----- RECORDS SHOWN

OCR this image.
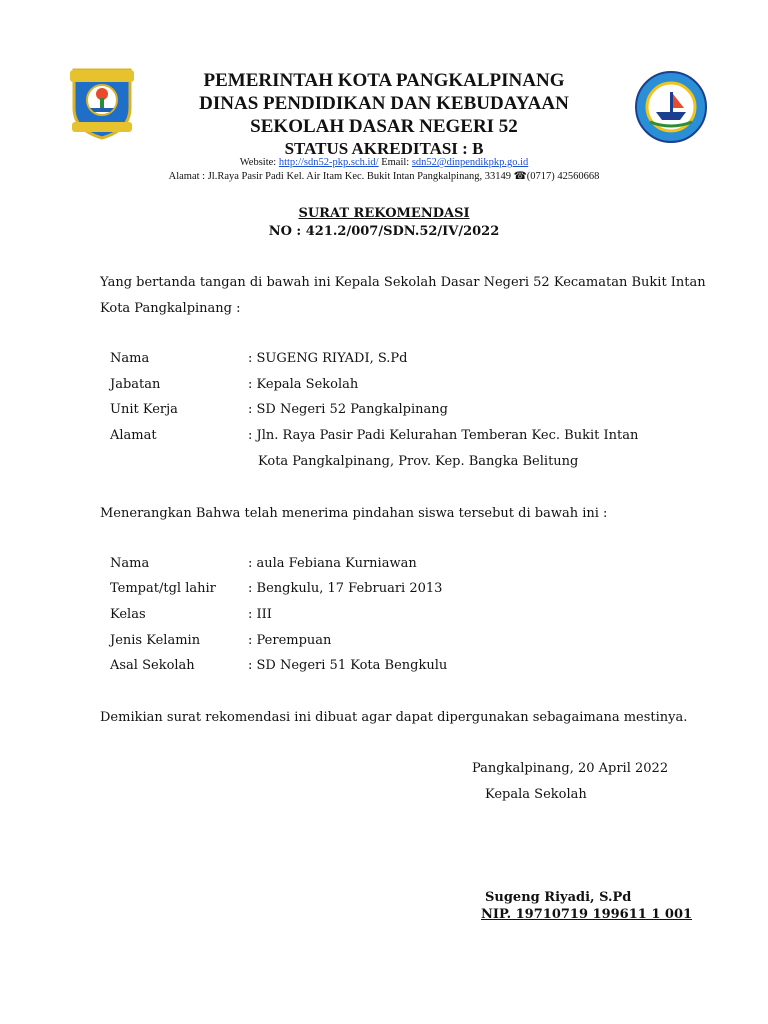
PEMERINTAH KOTA PANGKALPINANG
DINAS PENDIDIKAN DAN KEBUDAYAAN
SEKOLAH DASAR NEGERI 52
STATUS AKREDITASI : B
Website: http://sdn52-pkp.sch.id/ Email: sdn52@dinpendikpkp.go.id
Alamat : Jl.Raya Pasir Padi Kel. Air Itam Kec. Bukit Intan Pangkalpinang, 33149 ☎(0717) 42560668
SURAT REKOMENDASI
NO : 421.2/007/SDN.52/IV/2022
Yang bertanda tangan di bawah ini Kepala Sekolah Dasar Negeri 52 Kecamatan Bukit Intan
Kota Pangkalpinang :
Nama	: SUGENG RIYADI, S.Pd
Jabatan	: Kepala Sekolah
Unit Kerja	: SD Negeri 52 Pangkalpinang
Alamat	: Jln. Raya Pasir Padi Kelurahan Temberan Kec. Bukit Intan
Kota Pangkalpinang, Prov. Kep. Bangka Belitung
Menerangkan Bahwa telah menerima pindahan siswa tersebut di bawah ini :
Nama	: aula Febiana Kurniawan
Tempat/tgl lahir : Bengkulu, 17 Februari 2013
Kelas	: III
Jenis Kelamin	: Perempuan
Asal Sekolah	: SD Negeri 51 Kota Bengkulu
Demikian surat rekomendasi ini dibuat agar dapat dipergunakan sebagaimana mestinya.
Pangkalpinang, 20 April 2022
Kepala Sekolah
Sugeng Riyadi, S.Pd
NIP. 19710719 199611 1 001
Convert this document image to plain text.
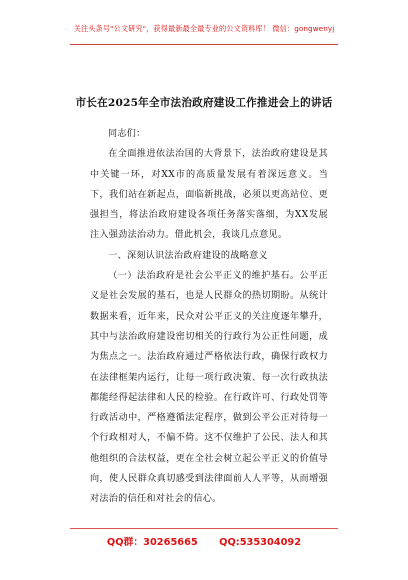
关注头条号"公文研究"，获得最新最全最专业的公文资料库！ 微信：gongwenyj
市长在2025年全市法治政府建设工作推进会上的讲话

同志们：

在全面推进依法治国的大背景下，法治政府建设是其中关键一环，对XX市的高质量发展有着深远意义。当下，我们站在新起点，面临新挑战，必须以更高站位、更强担当，将法治政府建设各项任务落实落细，为XX发展注入强劲法治动力。借此机会，我谈几点意见。

一、深刻认识法治政府建设的战略意义

（一）法治政府是社会公平正义的维护基石。公平正义是社会发展的基石，也是人民群众的热切期盼。从统计数据来看，近年来，民众对公平正义的关注度逐年攀升，其中与法治政府建设密切相关的行政行为公正性问题，成为焦点之一。法治政府通过严格依法行政，确保行政权力在法律框架内运行，让每一项行政决策、每一次行政执法都能经得起法律和人民的检验。在行政许可、行政处罚等行政活动中，严格遵循法定程序，做到公平公正对待每一个行政相对人，不偏不倚。这不仅维护了公民、法人和其他组织的合法权益，更在全社会树立起公平正义的价值导向，使人民群众真切感受到法律面前人人平等，从而增强对法治的信任和对社会的信心。

QQ群：30265665 QQ:535304092
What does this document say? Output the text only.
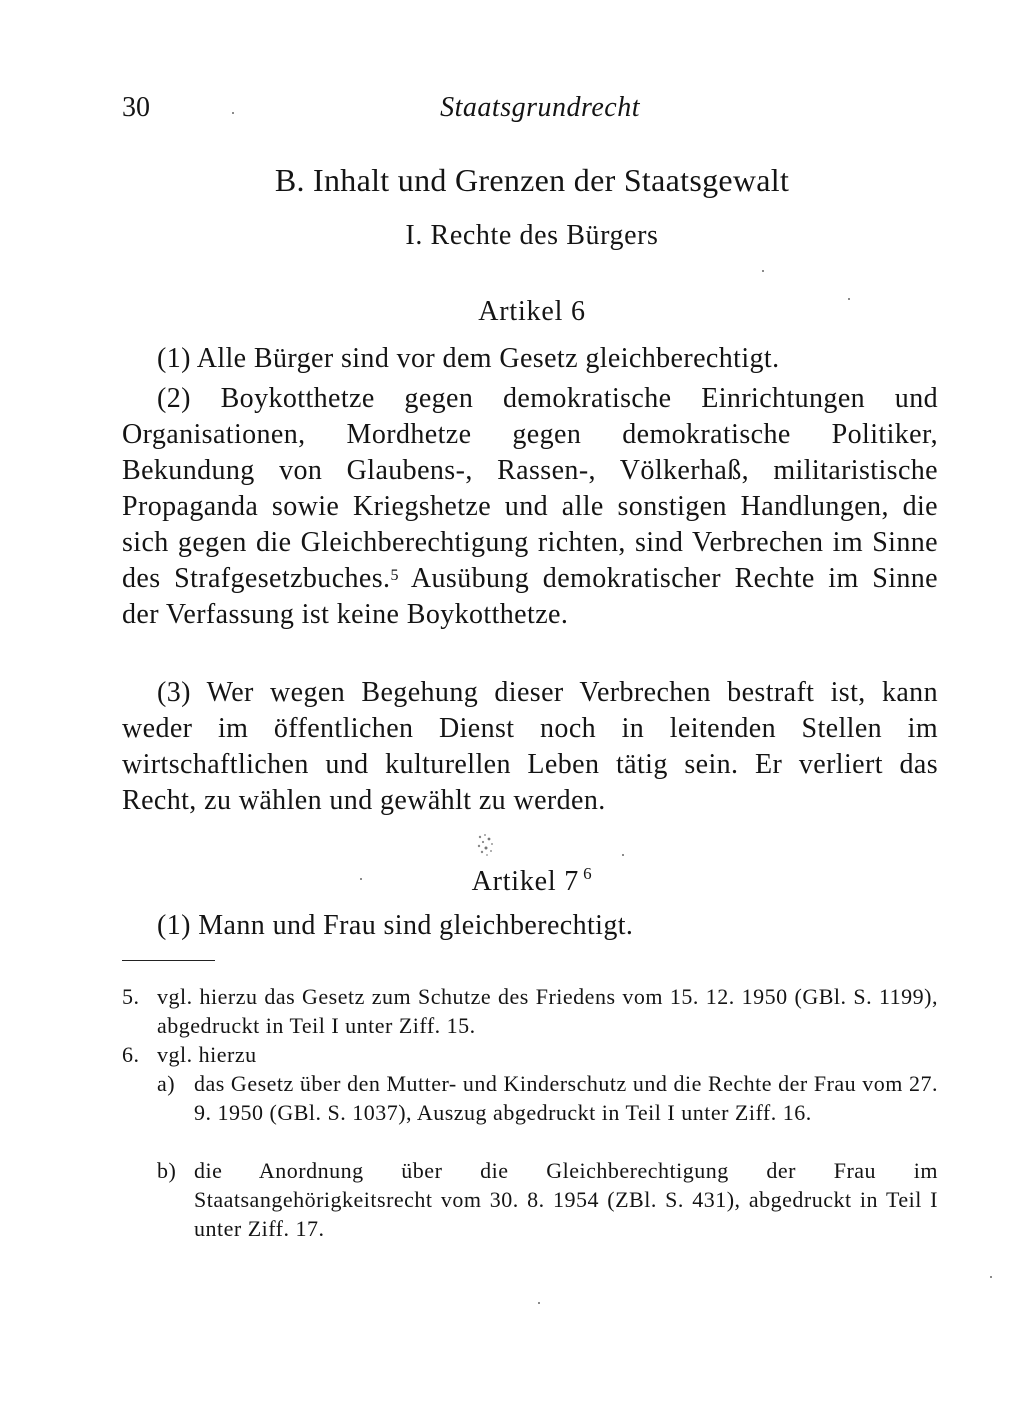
30	Staatsgrundrecht
B. Inhalt und Grenzen der Staatsgewalt
I. Rechte des Bürgers
Artikel 6

(1) Alle Bürger sind vor dem Gesetz gleichberechtigt.

(2) Boykotthetze gegen demokratische Einrichtungen und Organisationen, Mordhetze gegen demokratische Politiker, Bekundung von Glaubens-, Rassen-, Völkerhaß, militaristische Propaganda sowie Kriegshetze und alle sonstigen Handlungen, die sich gegen die Gleichberechtigung richten, sind Verbrechen im Sinne des Strafgesetzbuches.$^5$ Ausübung demokratischer Rechte im Sinne der Verfassung ist keine Boykotthetze.

(3) Wer wegen Begehung dieser Verbrechen bestraft ist, kann weder im öffentlichen Dienst noch in leitenden Stellen im wirtschaftlichen und kulturellen Leben tätig sein. Er verliert das Recht, zu wählen und gewählt zu werden.

Artikel 7 $^6$

(1) Mann und Frau sind gleichberechtigt.

5. vgl. hierzu das Gesetz zum Schutze des Friedens vom 15. 12. 1950 (GBl. S. 1199), abgedruckt in Teil I unter Ziff. 15.
6. vgl. hierzu
a) das Gesetz über den Mutter- und Kinderschutz und die Rechte der Frau vom 27. 9. 1950 (GBl. S. 1037), Auszug abgedruckt in Teil I unter Ziff. 16.
b) die Anordnung über die Gleichberechtigung der Frau im Staatsangehörigkeitsrecht vom 30. 8. 1954 (ZBl. S. 431), abgedruckt in Teil I unter Ziff. 17.
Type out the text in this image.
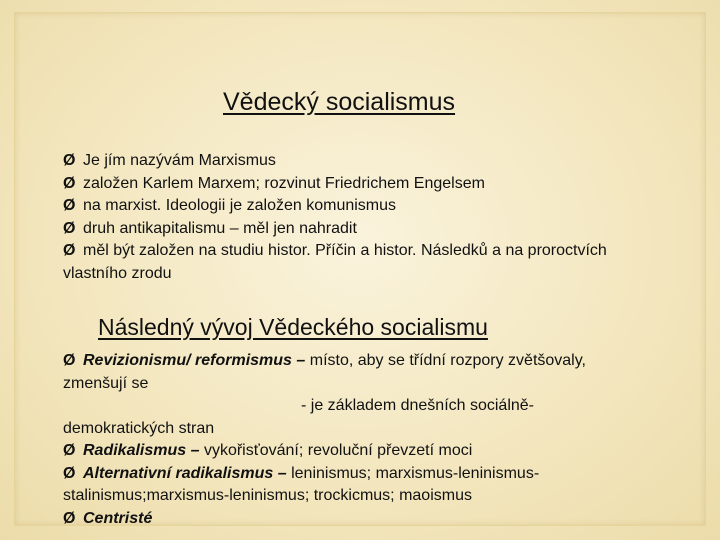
Vědecký socialismus
Ø Je jím nazývám Marxismus
Ø založen Karlem Marxem; rozvinut Friedrichem Engelsem
Ø na marxist. Ideologii je založen komunismus
Ø druh antikapitalismu – měl jen nahradit
Ø měl být založen na studiu histor. Příčin a histor. Následků a na proroctvích
vlastního zrodu
Následný vývoj Vědeckého socialismu
Ø Revizionismu/ reformismus – místo, aby se třídní rozpory zvětšovaly,
zmenšují se
- je základem dnešních sociálně-
demokratických stran
Ø Radikalismus – vykořisťování; revoluční převzetí moci
Ø Alternativní radikalismus – leninismus; marxismus-leninismus-
stalinismus;marxismus-leninismus; trockicmus; maoismus
Ø Centristé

----------

**EXERCISE GOAL:**
Identify and copy all lines with the word "über".

**EXERCISE RESULT:**
a) das Gesetz über den Mutter- und Kinderschutz und die Rechte der Frau vom 27. 9. 1950 (GBl. S. 1037), Auszug abgedruckt in Teil I unter Ziff. 16.
b) die Anordnung über die Gleichberechtigung der Frau im Staatsangehörigkeitsrecht vom 30. 8. 1954 (ZBl. S. 431), abgedruckt in Teil I unter Ziff. 17.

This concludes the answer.